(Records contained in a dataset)
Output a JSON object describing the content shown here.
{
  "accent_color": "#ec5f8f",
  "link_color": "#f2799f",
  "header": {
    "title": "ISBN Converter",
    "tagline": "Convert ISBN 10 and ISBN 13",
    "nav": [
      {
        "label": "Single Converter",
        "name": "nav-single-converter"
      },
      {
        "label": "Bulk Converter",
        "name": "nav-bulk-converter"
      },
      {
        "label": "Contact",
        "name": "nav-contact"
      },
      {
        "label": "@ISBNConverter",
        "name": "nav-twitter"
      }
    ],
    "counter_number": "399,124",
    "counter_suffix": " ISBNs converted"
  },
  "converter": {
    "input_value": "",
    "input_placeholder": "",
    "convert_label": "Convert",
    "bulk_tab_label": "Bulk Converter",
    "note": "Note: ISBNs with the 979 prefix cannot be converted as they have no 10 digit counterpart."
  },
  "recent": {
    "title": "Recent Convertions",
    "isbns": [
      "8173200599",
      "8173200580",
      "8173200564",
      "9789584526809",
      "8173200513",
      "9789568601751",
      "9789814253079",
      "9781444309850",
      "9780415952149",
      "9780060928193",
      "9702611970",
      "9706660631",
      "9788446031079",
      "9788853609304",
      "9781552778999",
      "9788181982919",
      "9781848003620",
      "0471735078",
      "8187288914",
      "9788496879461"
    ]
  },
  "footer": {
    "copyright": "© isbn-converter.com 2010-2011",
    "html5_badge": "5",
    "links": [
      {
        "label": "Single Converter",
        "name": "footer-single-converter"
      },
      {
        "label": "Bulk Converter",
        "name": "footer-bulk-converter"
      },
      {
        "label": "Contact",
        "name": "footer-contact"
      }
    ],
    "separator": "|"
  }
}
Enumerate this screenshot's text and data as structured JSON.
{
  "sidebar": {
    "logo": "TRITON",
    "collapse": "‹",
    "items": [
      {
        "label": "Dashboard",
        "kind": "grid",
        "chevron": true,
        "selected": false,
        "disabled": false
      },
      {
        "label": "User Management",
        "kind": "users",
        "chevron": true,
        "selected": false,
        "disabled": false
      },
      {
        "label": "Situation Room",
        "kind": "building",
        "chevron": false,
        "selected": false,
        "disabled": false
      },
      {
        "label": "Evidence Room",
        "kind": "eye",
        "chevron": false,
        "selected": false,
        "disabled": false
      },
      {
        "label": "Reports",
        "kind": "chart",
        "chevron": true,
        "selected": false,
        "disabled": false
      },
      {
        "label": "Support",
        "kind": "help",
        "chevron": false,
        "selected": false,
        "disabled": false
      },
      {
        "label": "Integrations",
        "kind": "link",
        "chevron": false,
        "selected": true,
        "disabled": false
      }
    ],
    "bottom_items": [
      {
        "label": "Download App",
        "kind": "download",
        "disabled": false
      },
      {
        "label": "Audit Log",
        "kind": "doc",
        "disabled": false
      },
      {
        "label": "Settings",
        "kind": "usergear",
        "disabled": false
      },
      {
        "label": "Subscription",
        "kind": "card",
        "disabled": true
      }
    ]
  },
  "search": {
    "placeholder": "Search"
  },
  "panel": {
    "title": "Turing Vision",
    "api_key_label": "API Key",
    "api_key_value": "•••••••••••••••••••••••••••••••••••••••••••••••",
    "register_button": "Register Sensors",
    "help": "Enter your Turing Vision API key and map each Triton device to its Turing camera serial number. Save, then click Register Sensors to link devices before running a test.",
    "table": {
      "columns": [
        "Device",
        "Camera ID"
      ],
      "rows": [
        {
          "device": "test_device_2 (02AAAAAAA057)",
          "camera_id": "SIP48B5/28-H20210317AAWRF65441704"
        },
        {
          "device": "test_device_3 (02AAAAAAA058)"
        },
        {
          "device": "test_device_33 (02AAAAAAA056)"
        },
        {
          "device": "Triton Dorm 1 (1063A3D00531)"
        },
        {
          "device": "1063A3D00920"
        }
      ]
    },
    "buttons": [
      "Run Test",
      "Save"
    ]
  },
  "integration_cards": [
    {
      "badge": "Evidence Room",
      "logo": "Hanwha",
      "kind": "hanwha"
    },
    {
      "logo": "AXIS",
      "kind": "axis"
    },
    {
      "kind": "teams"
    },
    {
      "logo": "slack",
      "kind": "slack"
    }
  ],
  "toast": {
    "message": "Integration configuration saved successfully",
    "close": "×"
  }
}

## WORK TO DO
Repeat the data verbatim.

## TASK SOLUTION
Output a JSON object describing the content shown here.
{
  "accent_color": "#ec5f8f",
  "link_color": "#f2799f",
  "header": {
    "title": "ISBN Converter",
    "tagline": "Convert ISBN 10 and ISBN 13",
    "nav": [
      {
        "label": "Single Converter",
        "name": "nav-single-converter"
      },
      {
        "label": "Bulk Converter",
        "name": "nav-bulk-converter"
      },
      {
        "label": "Contact",
        "name": "nav-contact"
      },
      {
        "label": "@ISBNConverter",
        "name": "nav-twitter"
      }
    ],
    "counter_number": "399,124",
    "counter_suffix": " ISBNs converted"
  },
  "converter": {
    "input_value": "",
    "input_placeholder": "",
    "convert_label": "Convert",
    "bulk_tab_label": "Bulk Converter",
    "note": "Note: ISBNs with the 979 prefix cannot be converted as they have no 10 digit counterpart."
  },
  "recent": {
    "title": "Recent Convertions",
    "isbns": [
      "8173200599",
      "8173200580",
      "8173200564",
      "9789584526809",
      "8173200513",
      "9789568601751",
      "9789814253079",
      "9781444309850",
      "9780415952149",
      "9780060928193",
      "9702611970",
      "9706660631",
      "9788446031079",
      "9788853609304",
      "9781552778999",
      "9788181982919",
      "9781848003620",
      "0471735078",
      "8187288914",
      "9788496879461"
    ]
  },
  "footer": {
    "copyright": "© isbn-converter.com 2010-2011",
    "html5_badge": "5",
    "links": [
      {
        "label": "Single Converter",
        "name": "footer-single-converter"
      },
      {
        "label": "Bulk Converter",
        "name": "footer-bulk-converter"
      },
      {
        "label": "Contact",
        "name": "footer-contact"
      }
    ],
    "separator": "|"
  }
}
Enumerate this screenshot's text and data as structured JSON.
{
  "sidebar": {
    "logo": "TRITON",
    "collapse": "‹",
    "items": [
      {
        "label": "Dashboard",
        "kind": "grid",
        "chevron": true,
        "selected": false,
        "disabled": false
      },
      {
        "label": "User Management",
        "kind": "users",
        "chevron": true,
        "selected": false,
        "disabled": false
      },
      {
        "label": "Situation Room",
        "kind": "building",
        "chevron": false,
        "selected": false,
        "disabled": false
      },
      {
        "label": "Evidence Room",
        "kind": "eye",
        "chevron": false,
        "selected": false,
        "disabled": false
      },
      {
        "label": "Reports",
        "kind": "chart",
        "chevron": true,
        "selected": false,
        "disabled": false
      },
      {
        "label": "Support",
        "kind": "help",
        "chevron": false,
        "selected": false,
        "disabled": false
      },
      {
        "label": "Integrations",
        "kind": "link",
        "chevron": false,
        "selected": true,
        "disabled": false
      }
    ],
    "bottom_items": [
      {
        "label": "Download App",
        "kind": "download",
        "disabled": false
      },
      {
        "label": "Audit Log",
        "kind": "doc",
        "disabled": false
      },
      {
        "label": "Settings",
        "kind": "usergear",
        "disabled": false
      },
      {
        "label": "Subscription",
        "kind": "card",
        "disabled": true
      }
    ]
  },
  "search": {
    "placeholder": "Search"
  },
  "panel": {
    "title": "Turing Vision",
    "api_key_label": "API Key",
    "api_key_value": "•••••••••••••••••••••••••••••••••••••••••••••••",
    "register_button": "Register Sensors",
    "help": "Enter your Turing Vision API key and map each Triton device to its Turing camera serial number. Save, then click Register Sensors to link devices before running a test.",
    "table": {
      "columns": [
        "Device",
        "Camera ID"
      ],
      "rows": [
        {
          "device": "test_device_2 (02AAAAAAA057)",
          "camera_id": "SIP48B5/28-H20210317AAWRF65441704"
        },
        {
          "device": "test_device_3 (02AAAAAAA058)"
        },
        {
          "device": "test_device_33 (02AAAAAAA056)"
        },
        {
          "device": "Triton Dorm 1 (1063A3D00531)"
        },
        {
          "device": "1063A3D00920"
        }
      ]
    },
    "buttons": [
      "Run Test",
      "Save"
    ]
  },
  "integration_cards": [
    {
      "badge": "Evidence Room",
      "logo": "Hanwha",
      "kind": "hanwha"
    },
    {
      "logo": "AXIS",
      "kind": "axis"
    },
    {
      "kind": "teams"
    },
    {
      "logo": "slack",
      "kind": "slack"
    }
  ],
  "toast": {
    "message": "Integration configuration saved successfully",
    "close": "×"
  }
}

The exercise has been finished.